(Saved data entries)
::::::::

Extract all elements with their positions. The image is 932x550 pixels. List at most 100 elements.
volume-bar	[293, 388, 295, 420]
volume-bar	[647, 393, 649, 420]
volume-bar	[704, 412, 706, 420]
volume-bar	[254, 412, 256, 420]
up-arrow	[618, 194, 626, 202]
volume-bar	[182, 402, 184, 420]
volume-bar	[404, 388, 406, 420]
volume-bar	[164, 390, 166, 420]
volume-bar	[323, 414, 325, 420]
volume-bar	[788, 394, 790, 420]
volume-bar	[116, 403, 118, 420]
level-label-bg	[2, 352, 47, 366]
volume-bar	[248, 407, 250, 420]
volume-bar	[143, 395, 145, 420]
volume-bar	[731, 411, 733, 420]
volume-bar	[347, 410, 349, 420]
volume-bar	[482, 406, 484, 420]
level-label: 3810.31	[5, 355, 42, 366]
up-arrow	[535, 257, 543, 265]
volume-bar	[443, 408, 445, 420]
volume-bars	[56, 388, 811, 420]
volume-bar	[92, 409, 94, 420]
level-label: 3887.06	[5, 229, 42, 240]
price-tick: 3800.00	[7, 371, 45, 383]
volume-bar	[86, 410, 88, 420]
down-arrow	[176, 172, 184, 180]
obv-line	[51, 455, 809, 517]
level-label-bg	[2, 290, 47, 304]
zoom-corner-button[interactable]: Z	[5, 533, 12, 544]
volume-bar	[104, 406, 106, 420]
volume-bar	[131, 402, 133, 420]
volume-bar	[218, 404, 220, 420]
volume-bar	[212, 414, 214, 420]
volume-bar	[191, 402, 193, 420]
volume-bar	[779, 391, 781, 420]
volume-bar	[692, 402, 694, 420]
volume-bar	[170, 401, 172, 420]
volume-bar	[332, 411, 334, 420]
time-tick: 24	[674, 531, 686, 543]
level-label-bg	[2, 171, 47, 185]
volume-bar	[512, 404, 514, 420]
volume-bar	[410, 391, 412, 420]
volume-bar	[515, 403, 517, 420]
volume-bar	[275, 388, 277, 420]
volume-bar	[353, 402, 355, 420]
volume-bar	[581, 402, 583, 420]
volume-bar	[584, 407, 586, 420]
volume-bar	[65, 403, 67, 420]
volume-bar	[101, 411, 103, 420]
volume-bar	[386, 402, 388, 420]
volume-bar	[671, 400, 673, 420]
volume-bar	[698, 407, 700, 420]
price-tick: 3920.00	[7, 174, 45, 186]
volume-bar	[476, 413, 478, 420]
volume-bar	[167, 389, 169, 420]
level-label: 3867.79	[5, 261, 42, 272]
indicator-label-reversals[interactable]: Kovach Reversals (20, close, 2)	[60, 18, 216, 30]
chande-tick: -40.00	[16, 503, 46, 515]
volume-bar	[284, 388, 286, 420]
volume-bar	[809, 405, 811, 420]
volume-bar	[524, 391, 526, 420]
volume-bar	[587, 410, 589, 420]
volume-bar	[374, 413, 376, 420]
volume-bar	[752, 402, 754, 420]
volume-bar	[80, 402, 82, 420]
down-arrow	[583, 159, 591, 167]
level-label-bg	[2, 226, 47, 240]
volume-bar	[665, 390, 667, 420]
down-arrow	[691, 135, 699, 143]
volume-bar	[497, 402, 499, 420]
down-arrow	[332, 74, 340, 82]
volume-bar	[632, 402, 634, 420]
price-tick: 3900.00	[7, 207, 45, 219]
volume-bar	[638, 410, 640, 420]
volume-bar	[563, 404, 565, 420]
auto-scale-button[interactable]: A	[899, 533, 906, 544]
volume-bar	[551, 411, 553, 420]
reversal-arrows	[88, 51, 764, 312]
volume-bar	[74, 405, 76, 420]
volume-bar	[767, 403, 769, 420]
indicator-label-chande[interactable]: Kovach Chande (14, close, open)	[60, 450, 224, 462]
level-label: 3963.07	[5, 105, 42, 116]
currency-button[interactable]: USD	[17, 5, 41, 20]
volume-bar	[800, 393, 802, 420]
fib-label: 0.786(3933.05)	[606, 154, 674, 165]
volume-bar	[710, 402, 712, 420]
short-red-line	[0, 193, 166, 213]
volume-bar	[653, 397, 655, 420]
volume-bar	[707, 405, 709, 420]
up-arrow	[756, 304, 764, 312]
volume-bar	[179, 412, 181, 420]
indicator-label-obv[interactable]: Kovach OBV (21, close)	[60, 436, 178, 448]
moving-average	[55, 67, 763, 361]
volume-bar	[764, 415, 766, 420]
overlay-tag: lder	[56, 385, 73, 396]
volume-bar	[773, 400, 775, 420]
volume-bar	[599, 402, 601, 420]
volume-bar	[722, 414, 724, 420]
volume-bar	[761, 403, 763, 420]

::::::::

Written task: Print the lines of the records starting at the first line and ending at the line that contains "388, 406, 420]", including both of those lines.

Answer to the problem:
Extract all elements with their positions. The image is 932x550 pixels. List at most 100 elements.
volume-bar	[293, 388, 295, 420]
volume-bar	[647, 393, 649, 420]
volume-bar	[704, 412, 706, 420]
volume-bar	[254, 412, 256, 420]
up-arrow	[618, 194, 626, 202]
volume-bar	[182, 402, 184, 420]
volume-bar	[404, 388, 406, 420]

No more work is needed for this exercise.